* _Task directions_
All of the material below is to be restated word for word, apart from the pictures.

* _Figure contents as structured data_

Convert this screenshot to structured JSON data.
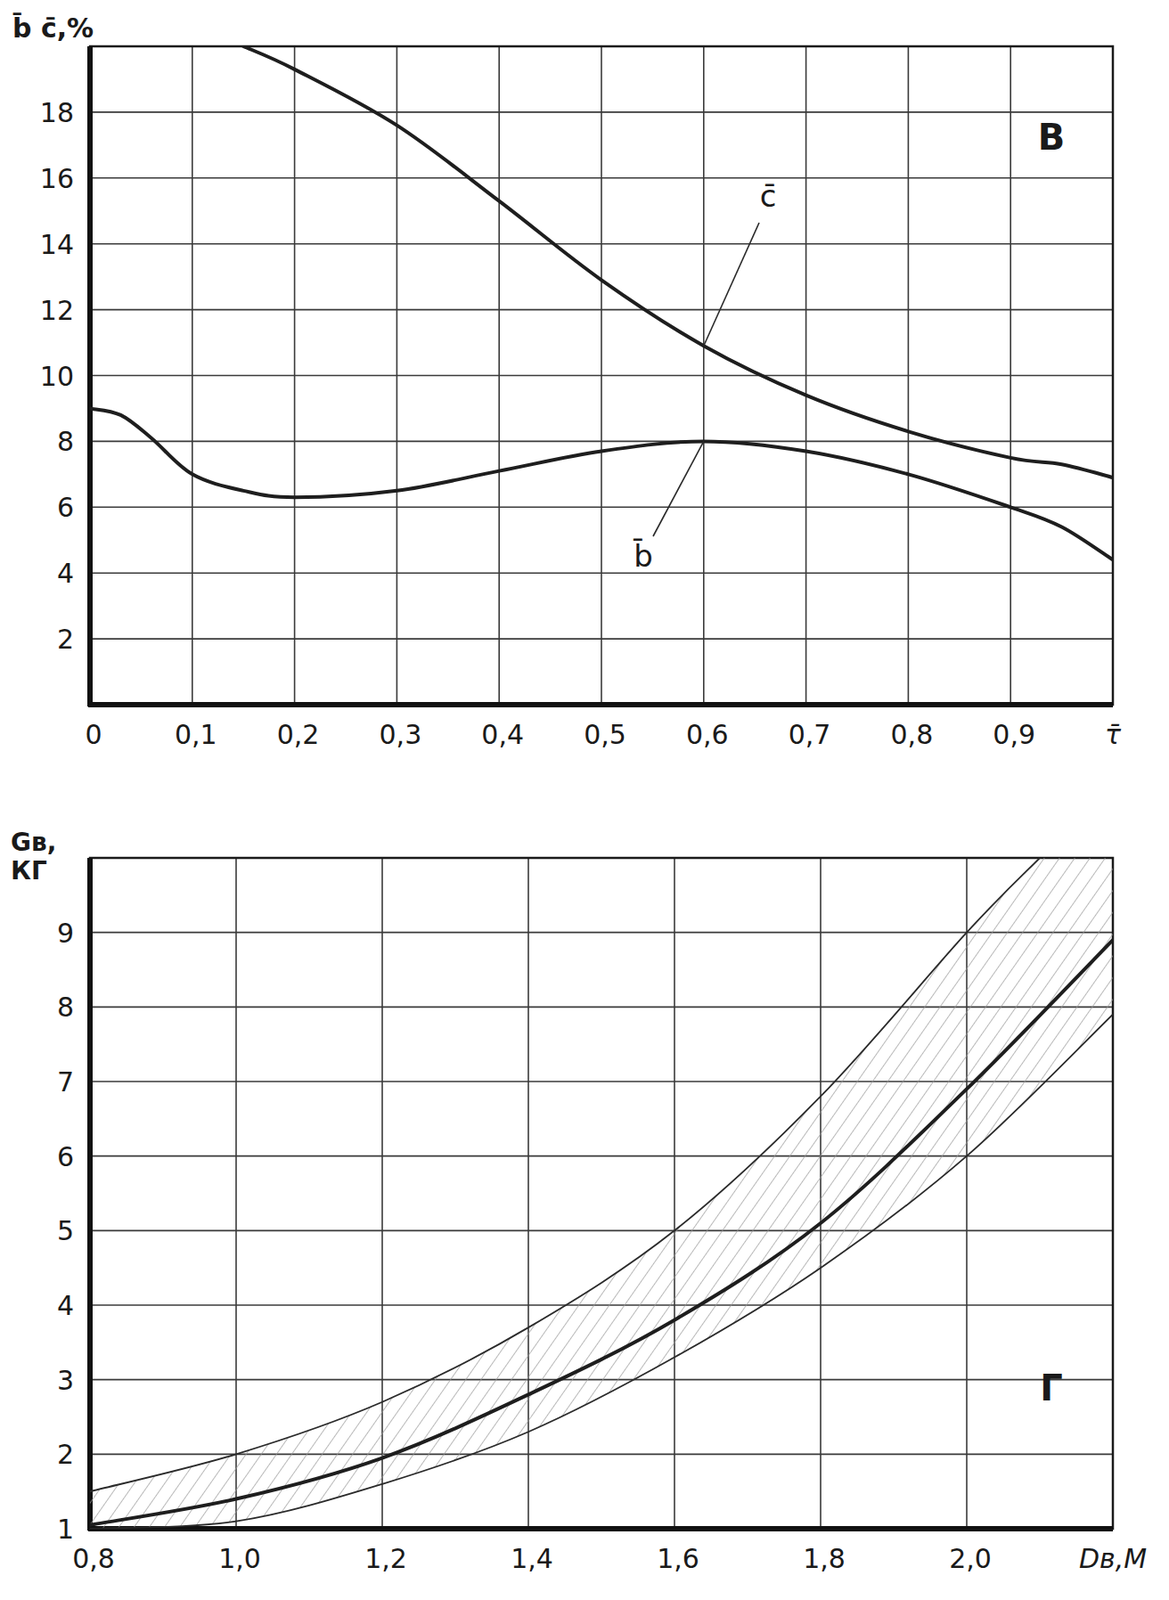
{
  "chart_data": [
    {
      "type": "line",
      "title": "В",
      "ylabel": "b̄ c̄,%",
      "xlabel": "τ̄",
      "xlim": [
        0,
        1
      ],
      "ylim": [
        0,
        20
      ],
      "xticks": [
        0,
        {
          "value": 0.1,
          "label": "0,1"
        },
        {
          "value": 0.2,
          "label": "0,2"
        },
        {
          "value": 0.3,
          "label": "0,3"
        },
        {
          "value": 0.4,
          "label": "0,4"
        },
        {
          "value": 0.5,
          "label": "0,5"
        },
        {
          "value": 0.6,
          "label": "0,6"
        },
        {
          "value": 0.7,
          "label": "0,7"
        },
        {
          "value": 0.8,
          "label": "0,8"
        },
        {
          "value": 0.9,
          "label": "0,9"
        }
      ],
      "yticks": [
        2,
        4,
        6,
        8,
        10,
        12,
        14,
        16,
        18
      ],
      "grid": true,
      "series": [
        {
          "name": "c̄",
          "color": "#1e1e1e",
          "line_style": "solid",
          "x": [
            0.15,
            0.2,
            0.3,
            0.4,
            0.5,
            0.6,
            0.7,
            0.8,
            0.9,
            0.95,
            1.0
          ],
          "values": [
            20.0,
            19.3,
            17.6,
            15.3,
            12.9,
            10.9,
            9.4,
            8.3,
            7.5,
            7.3,
            6.9
          ]
        },
        {
          "name": "b̄",
          "color": "#1e1e1e",
          "line_style": "solid",
          "x": [
            0,
            0.03,
            0.06,
            0.1,
            0.15,
            0.2,
            0.3,
            0.4,
            0.5,
            0.6,
            0.7,
            0.8,
            0.9,
            0.95,
            1.0
          ],
          "values": [
            9.0,
            8.8,
            8.1,
            7.0,
            6.5,
            6.3,
            6.5,
            7.1,
            7.7,
            8.0,
            7.7,
            7.0,
            6.0,
            5.4,
            4.4
          ]
        }
      ]
    },
    {
      "type": "line",
      "title": "Г",
      "ylabel": "Gв, КГ",
      "xlabel": "Dв,М",
      "xlim": [
        0.8,
        2.2
      ],
      "ylim": [
        1,
        10
      ],
      "xticks": [
        {
          "value": 0.8,
          "label": "0,8"
        },
        {
          "value": 1.0,
          "label": "1,0"
        },
        {
          "value": 1.2,
          "label": "1,2"
        },
        {
          "value": 1.4,
          "label": "1,4"
        },
        {
          "value": 1.6,
          "label": "1,6"
        },
        {
          "value": 1.8,
          "label": "1,8"
        },
        {
          "value": 2.0,
          "label": "2,0"
        }
      ],
      "yticks": [
        1,
        2,
        3,
        4,
        5,
        6,
        7,
        8,
        9
      ],
      "grid": true,
      "series": [
        {
          "color": "#2a2a2a",
          "line_style": "thin",
          "x": [
            0.8,
            1.0,
            1.2,
            1.4,
            1.6,
            1.8,
            2.0,
            2.1
          ],
          "values": [
            1.5,
            2.0,
            2.7,
            3.7,
            5.0,
            6.8,
            9.0,
            10.0
          ]
        },
        {
          "color": "#1e1e1e",
          "line_style": "solid",
          "x": [
            0.8,
            1.0,
            1.2,
            1.4,
            1.6,
            1.8,
            2.0,
            2.2
          ],
          "values": [
            1.05,
            1.4,
            1.95,
            2.8,
            3.8,
            5.1,
            6.9,
            8.9
          ]
        },
        {
          "color": "#2a2a2a",
          "line_style": "thin",
          "x": [
            0.8,
            1.0,
            1.2,
            1.4,
            1.6,
            1.8,
            2.0,
            2.2
          ],
          "values": [
            1.0,
            1.1,
            1.6,
            2.3,
            3.3,
            4.5,
            6.0,
            7.9
          ]
        }
      ]
    }
  ]
}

* _Final result_
Convert this screenshot to structured JSON data.
{
  "chart_data": [
    {
      "type": "line",
      "title": "В",
      "ylabel": "b̄ c̄,%",
      "xlabel": "τ̄",
      "xlim": [
        0,
        1
      ],
      "ylim": [
        0,
        20
      ],
      "xticks": [
        0,
        {
          "value": 0.1,
          "label": "0,1"
        },
        {
          "value": 0.2,
          "label": "0,2"
        },
        {
          "value": 0.3,
          "label": "0,3"
        },
        {
          "value": 0.4,
          "label": "0,4"
        },
        {
          "value": 0.5,
          "label": "0,5"
        },
        {
          "value": 0.6,
          "label": "0,6"
        },
        {
          "value": 0.7,
          "label": "0,7"
        },
        {
          "value": 0.8,
          "label": "0,8"
        },
        {
          "value": 0.9,
          "label": "0,9"
        }
      ],
      "yticks": [
        2,
        4,
        6,
        8,
        10,
        12,
        14,
        16,
        18
      ],
      "grid": true,
      "series": [
        {
          "name": "c̄",
          "color": "#1e1e1e",
          "line_style": "solid",
          "x": [
            0.15,
            0.2,
            0.3,
            0.4,
            0.5,
            0.6,
            0.7,
            0.8,
            0.9,
            0.95,
            1.0
          ],
          "values": [
            20.0,
            19.3,
            17.6,
            15.3,
            12.9,
            10.9,
            9.4,
            8.3,
            7.5,
            7.3,
            6.9
          ]
        },
        {
          "name": "b̄",
          "color": "#1e1e1e",
          "line_style": "solid",
          "x": [
            0,
            0.03,
            0.06,
            0.1,
            0.15,
            0.2,
            0.3,
            0.4,
            0.5,
            0.6,
            0.7,
            0.8,
            0.9,
            0.95,
            1.0
          ],
          "values": [
            9.0,
            8.8,
            8.1,
            7.0,
            6.5,
            6.3,
            6.5,
            7.1,
            7.7,
            8.0,
            7.7,
            7.0,
            6.0,
            5.4,
            4.4
          ]
        }
      ]
    },
    {
      "type": "line",
      "title": "Г",
      "ylabel": "Gв, КГ",
      "xlabel": "Dв,М",
      "xlim": [
        0.8,
        2.2
      ],
      "ylim": [
        1,
        10
      ],
      "xticks": [
        {
          "value": 0.8,
          "label": "0,8"
        },
        {
          "value": 1.0,
          "label": "1,0"
        },
        {
          "value": 1.2,
          "label": "1,2"
        },
        {
          "value": 1.4,
          "label": "1,4"
        },
        {
          "value": 1.6,
          "label": "1,6"
        },
        {
          "value": 1.8,
          "label": "1,8"
        },
        {
          "value": 2.0,
          "label": "2,0"
        }
      ],
      "yticks": [
        1,
        2,
        3,
        4,
        5,
        6,
        7,
        8,
        9
      ],
      "grid": true,
      "series": [
        {
          "color": "#2a2a2a",
          "line_style": "thin",
          "x": [
            0.8,
            1.0,
            1.2,
            1.4,
            1.6,
            1.8,
            2.0,
            2.1
          ],
          "values": [
            1.5,
            2.0,
            2.7,
            3.7,
            5.0,
            6.8,
            9.0,
            10.0
          ]
        },
        {
          "color": "#1e1e1e",
          "line_style": "solid",
          "x": [
            0.8,
            1.0,
            1.2,
            1.4,
            1.6,
            1.8,
            2.0,
            2.2
          ],
          "values": [
            1.05,
            1.4,
            1.95,
            2.8,
            3.8,
            5.1,
            6.9,
            8.9
          ]
        },
        {
          "color": "#2a2a2a",
          "line_style": "thin",
          "x": [
            0.8,
            1.0,
            1.2,
            1.4,
            1.6,
            1.8,
            2.0,
            2.2
          ],
          "values": [
            1.0,
            1.1,
            1.6,
            2.3,
            3.3,
            4.5,
            6.0,
            7.9
          ]
        }
      ]
    }
  ]
}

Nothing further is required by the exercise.